-- START Supplied records --

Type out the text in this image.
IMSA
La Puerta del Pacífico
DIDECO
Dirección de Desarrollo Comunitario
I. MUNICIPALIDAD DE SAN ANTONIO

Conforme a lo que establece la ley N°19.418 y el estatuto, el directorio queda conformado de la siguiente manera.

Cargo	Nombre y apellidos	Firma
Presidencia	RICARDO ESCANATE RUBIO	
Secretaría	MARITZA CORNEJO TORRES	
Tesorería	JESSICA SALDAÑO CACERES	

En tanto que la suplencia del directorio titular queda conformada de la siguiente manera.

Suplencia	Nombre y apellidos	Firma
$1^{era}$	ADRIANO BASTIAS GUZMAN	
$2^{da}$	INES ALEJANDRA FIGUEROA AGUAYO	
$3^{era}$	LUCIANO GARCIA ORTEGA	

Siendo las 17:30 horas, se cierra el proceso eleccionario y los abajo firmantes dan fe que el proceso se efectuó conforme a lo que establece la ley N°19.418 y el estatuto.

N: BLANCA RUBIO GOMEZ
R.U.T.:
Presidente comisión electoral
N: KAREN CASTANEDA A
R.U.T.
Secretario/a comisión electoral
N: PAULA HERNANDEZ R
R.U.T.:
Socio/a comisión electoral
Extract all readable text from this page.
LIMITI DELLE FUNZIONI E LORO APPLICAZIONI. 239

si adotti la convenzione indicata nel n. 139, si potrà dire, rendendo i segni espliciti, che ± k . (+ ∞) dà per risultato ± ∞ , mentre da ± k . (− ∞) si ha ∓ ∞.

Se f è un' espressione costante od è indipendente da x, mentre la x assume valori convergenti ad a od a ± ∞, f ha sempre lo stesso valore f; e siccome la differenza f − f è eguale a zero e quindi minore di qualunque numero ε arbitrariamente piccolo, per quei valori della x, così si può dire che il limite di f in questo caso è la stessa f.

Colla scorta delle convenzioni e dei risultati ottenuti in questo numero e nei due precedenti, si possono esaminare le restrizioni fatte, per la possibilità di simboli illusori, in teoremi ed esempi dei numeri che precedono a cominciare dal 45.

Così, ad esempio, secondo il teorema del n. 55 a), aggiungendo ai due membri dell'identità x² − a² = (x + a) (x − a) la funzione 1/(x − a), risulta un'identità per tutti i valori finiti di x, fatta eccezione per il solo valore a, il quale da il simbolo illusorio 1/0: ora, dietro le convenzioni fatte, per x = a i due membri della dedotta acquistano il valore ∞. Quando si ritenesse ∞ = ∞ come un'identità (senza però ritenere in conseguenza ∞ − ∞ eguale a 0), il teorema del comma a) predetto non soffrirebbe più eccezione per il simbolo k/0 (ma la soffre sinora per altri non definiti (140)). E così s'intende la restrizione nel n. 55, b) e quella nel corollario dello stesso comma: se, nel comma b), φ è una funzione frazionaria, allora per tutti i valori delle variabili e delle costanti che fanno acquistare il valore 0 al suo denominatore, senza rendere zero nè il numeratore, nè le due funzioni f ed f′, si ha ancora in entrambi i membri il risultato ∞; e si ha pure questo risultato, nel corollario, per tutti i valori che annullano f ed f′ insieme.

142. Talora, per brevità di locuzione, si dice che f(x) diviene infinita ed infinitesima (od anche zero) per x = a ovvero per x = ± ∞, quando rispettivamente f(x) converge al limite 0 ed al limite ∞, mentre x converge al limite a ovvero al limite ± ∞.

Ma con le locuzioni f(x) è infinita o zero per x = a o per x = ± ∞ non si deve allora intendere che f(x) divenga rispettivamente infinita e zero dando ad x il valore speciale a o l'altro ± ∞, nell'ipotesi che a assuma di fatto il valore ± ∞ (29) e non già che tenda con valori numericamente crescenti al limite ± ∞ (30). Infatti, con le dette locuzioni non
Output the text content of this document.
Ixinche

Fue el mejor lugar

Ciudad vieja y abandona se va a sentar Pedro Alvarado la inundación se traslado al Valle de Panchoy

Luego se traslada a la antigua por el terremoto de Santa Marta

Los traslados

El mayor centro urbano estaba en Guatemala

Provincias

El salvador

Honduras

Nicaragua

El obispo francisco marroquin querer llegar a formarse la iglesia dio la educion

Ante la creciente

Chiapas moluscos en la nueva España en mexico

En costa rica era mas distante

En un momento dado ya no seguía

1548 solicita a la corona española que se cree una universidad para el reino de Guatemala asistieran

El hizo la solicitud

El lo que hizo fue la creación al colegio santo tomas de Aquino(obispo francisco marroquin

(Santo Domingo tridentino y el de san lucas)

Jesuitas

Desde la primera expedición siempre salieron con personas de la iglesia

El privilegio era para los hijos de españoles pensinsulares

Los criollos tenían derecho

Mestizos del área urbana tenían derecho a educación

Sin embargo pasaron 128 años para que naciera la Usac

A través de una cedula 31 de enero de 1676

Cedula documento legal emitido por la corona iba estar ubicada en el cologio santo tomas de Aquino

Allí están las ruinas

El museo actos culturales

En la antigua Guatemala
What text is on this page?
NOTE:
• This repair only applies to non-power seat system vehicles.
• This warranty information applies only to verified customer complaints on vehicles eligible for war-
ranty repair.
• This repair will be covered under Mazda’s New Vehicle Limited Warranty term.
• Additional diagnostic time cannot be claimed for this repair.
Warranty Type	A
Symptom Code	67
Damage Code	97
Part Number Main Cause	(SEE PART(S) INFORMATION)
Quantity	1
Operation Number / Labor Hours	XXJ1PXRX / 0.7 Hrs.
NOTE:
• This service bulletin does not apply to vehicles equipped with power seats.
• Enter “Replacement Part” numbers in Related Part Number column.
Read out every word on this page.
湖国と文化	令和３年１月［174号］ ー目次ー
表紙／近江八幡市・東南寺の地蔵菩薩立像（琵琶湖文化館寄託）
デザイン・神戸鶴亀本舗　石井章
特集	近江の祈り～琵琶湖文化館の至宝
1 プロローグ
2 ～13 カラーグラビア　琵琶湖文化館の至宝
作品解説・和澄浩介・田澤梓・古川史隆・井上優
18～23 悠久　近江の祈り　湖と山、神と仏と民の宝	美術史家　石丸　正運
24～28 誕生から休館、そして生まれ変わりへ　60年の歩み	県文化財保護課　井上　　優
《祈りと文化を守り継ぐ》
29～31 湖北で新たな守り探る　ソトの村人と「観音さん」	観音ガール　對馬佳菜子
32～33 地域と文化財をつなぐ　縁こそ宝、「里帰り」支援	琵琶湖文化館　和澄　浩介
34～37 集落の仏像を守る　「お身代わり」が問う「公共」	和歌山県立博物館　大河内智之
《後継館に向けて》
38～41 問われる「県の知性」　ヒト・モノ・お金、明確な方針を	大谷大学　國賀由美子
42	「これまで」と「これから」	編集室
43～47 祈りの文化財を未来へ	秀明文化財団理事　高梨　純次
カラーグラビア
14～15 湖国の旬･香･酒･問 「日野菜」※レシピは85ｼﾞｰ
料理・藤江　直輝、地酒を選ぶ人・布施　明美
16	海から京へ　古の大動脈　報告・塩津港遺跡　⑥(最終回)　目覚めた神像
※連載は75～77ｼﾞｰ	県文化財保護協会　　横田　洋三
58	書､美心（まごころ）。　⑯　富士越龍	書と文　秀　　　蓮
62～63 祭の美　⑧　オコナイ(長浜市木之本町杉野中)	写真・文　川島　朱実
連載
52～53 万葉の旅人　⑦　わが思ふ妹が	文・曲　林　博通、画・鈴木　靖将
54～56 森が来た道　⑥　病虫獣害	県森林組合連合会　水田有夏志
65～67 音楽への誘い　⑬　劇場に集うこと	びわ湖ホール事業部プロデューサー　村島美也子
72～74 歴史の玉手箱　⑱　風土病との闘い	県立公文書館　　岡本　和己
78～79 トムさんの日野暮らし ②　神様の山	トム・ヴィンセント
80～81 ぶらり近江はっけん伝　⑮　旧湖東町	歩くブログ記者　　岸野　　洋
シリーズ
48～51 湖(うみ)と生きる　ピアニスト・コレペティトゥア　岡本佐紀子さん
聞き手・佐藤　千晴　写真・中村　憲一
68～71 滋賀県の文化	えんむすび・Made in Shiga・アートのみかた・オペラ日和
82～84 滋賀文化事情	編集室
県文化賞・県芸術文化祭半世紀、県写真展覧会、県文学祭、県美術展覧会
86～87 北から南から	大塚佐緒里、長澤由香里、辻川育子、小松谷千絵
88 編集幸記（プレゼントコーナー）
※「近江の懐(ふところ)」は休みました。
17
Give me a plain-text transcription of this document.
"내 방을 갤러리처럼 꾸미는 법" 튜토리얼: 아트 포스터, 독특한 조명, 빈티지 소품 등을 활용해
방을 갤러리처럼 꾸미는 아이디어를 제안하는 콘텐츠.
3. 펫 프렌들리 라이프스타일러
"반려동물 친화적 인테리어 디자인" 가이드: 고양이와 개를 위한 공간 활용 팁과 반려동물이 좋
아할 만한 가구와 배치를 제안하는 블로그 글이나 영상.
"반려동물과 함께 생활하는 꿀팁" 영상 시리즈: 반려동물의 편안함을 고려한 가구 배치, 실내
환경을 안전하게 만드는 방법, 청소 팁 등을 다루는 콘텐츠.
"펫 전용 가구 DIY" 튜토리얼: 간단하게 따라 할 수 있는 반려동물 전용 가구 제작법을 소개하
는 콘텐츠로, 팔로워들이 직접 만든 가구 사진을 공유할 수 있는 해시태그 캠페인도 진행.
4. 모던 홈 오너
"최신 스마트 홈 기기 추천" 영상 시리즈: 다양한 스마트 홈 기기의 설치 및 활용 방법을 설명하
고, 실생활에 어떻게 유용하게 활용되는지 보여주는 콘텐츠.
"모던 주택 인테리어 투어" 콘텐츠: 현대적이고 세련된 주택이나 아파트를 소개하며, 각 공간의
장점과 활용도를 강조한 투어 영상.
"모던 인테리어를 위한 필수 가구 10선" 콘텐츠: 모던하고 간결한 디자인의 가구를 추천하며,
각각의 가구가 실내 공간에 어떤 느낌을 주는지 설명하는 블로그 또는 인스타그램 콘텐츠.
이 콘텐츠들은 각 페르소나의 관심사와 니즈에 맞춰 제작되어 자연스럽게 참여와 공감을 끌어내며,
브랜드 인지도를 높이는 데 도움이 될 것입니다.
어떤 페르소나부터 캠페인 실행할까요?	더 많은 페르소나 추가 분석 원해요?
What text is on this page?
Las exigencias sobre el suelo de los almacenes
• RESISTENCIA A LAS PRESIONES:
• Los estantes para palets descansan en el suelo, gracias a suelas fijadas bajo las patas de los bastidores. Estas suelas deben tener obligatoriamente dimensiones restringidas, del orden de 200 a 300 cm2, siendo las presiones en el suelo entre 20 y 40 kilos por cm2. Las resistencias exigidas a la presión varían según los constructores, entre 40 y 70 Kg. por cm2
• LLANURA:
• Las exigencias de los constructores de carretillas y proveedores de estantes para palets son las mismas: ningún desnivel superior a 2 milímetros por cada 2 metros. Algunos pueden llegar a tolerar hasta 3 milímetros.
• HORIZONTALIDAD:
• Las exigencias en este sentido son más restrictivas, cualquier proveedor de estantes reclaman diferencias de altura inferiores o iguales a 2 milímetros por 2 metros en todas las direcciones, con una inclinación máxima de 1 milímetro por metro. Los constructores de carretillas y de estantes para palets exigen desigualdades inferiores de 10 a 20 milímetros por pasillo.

-- END Supplied records --

Prompt | Every line of the records that includes the word "Nombre" should be gathered.

Solution for this problem |
Cargo	Nombre y apellidos	Firma
Suplencia	Nombre y apellidos	Firma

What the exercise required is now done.